EXERCISE TASK
Copy every entry precisely.

# START OF SUPPLIED RECORDS

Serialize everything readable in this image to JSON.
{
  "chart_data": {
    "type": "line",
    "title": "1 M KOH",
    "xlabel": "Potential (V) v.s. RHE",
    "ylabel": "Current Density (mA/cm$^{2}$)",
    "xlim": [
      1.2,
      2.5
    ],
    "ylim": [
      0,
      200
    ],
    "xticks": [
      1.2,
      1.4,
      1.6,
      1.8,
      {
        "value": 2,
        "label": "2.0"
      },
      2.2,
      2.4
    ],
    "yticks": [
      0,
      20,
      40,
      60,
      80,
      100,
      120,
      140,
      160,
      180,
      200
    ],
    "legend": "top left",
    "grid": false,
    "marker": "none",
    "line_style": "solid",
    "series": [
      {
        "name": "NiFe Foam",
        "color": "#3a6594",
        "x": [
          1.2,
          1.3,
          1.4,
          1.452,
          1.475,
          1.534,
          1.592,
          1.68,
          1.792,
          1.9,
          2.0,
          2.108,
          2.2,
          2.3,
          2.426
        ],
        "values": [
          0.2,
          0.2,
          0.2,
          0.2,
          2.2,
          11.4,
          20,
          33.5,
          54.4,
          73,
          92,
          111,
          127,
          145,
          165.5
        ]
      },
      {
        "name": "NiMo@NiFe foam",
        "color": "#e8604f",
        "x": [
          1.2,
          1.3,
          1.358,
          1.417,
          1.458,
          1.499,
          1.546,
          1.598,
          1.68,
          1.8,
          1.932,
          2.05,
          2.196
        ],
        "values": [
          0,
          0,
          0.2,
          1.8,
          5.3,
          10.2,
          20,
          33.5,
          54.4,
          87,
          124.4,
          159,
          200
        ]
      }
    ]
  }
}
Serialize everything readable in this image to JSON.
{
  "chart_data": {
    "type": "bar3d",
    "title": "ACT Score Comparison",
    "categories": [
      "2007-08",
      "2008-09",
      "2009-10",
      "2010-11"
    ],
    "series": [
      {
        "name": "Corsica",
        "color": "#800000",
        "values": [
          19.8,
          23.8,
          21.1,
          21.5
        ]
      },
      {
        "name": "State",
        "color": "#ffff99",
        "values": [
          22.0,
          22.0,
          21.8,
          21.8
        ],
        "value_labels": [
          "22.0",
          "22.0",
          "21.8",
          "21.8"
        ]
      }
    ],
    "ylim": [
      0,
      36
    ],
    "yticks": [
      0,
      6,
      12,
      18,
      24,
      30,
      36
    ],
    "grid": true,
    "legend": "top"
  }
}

# END OF SUPPLIED RECORDS

THE COMPLETED TASK
Serialize everything readable in this image to JSON.
{
  "chart_data": {
    "type": "line",
    "title": "1 M KOH",
    "xlabel": "Potential (V) v.s. RHE",
    "ylabel": "Current Density (mA/cm$^{2}$)",
    "xlim": [
      1.2,
      2.5
    ],
    "ylim": [
      0,
      200
    ],
    "xticks": [
      1.2,
      1.4,
      1.6,
      1.8,
      {
        "value": 2,
        "label": "2.0"
      },
      2.2,
      2.4
    ],
    "yticks": [
      0,
      20,
      40,
      60,
      80,
      100,
      120,
      140,
      160,
      180,
      200
    ],
    "legend": "top left",
    "grid": false,
    "marker": "none",
    "line_style": "solid",
    "series": [
      {
        "name": "NiFe Foam",
        "color": "#3a6594",
        "x": [
          1.2,
          1.3,
          1.4,
          1.452,
          1.475,
          1.534,
          1.592,
          1.68,
          1.792,
          1.9,
          2.0,
          2.108,
          2.2,
          2.3,
          2.426
        ],
        "values": [
          0.2,
          0.2,
          0.2,
          0.2,
          2.2,
          11.4,
          20,
          33.5,
          54.4,
          73,
          92,
          111,
          127,
          145,
          165.5
        ]
      },
      {
        "name": "NiMo@NiFe foam",
        "color": "#e8604f",
        "x": [
          1.2,
          1.3,
          1.358,
          1.417,
          1.458,
          1.499,
          1.546,
          1.598,
          1.68,
          1.8,
          1.932,
          2.05,
          2.196
        ],
        "values": [
          0,
          0,
          0.2,
          1.8,
          5.3,
          10.2,
          20,
          33.5,
          54.4,
          87,
          124.4,
          159,
          200
        ]
      }
    ]
  }
}
Serialize everything readable in this image to JSON.
{
  "chart_data": {
    "type": "bar3d",
    "title": "ACT Score Comparison",
    "categories": [
      "2007-08",
      "2008-09",
      "2009-10",
      "2010-11"
    ],
    "series": [
      {
        "name": "Corsica",
        "color": "#800000",
        "values": [
          19.8,
          23.8,
          21.1,
          21.5
        ]
      },
      {
        "name": "State",
        "color": "#ffff99",
        "values": [
          22.0,
          22.0,
          21.8,
          21.8
        ],
        "value_labels": [
          "22.0",
          "22.0",
          "21.8",
          "21.8"
        ]
      }
    ],
    "ylim": [
      0,
      36
    ],
    "yticks": [
      0,
      6,
      12,
      18,
      24,
      30,
      36
    ],
    "grid": true,
    "legend": "top"
  }
}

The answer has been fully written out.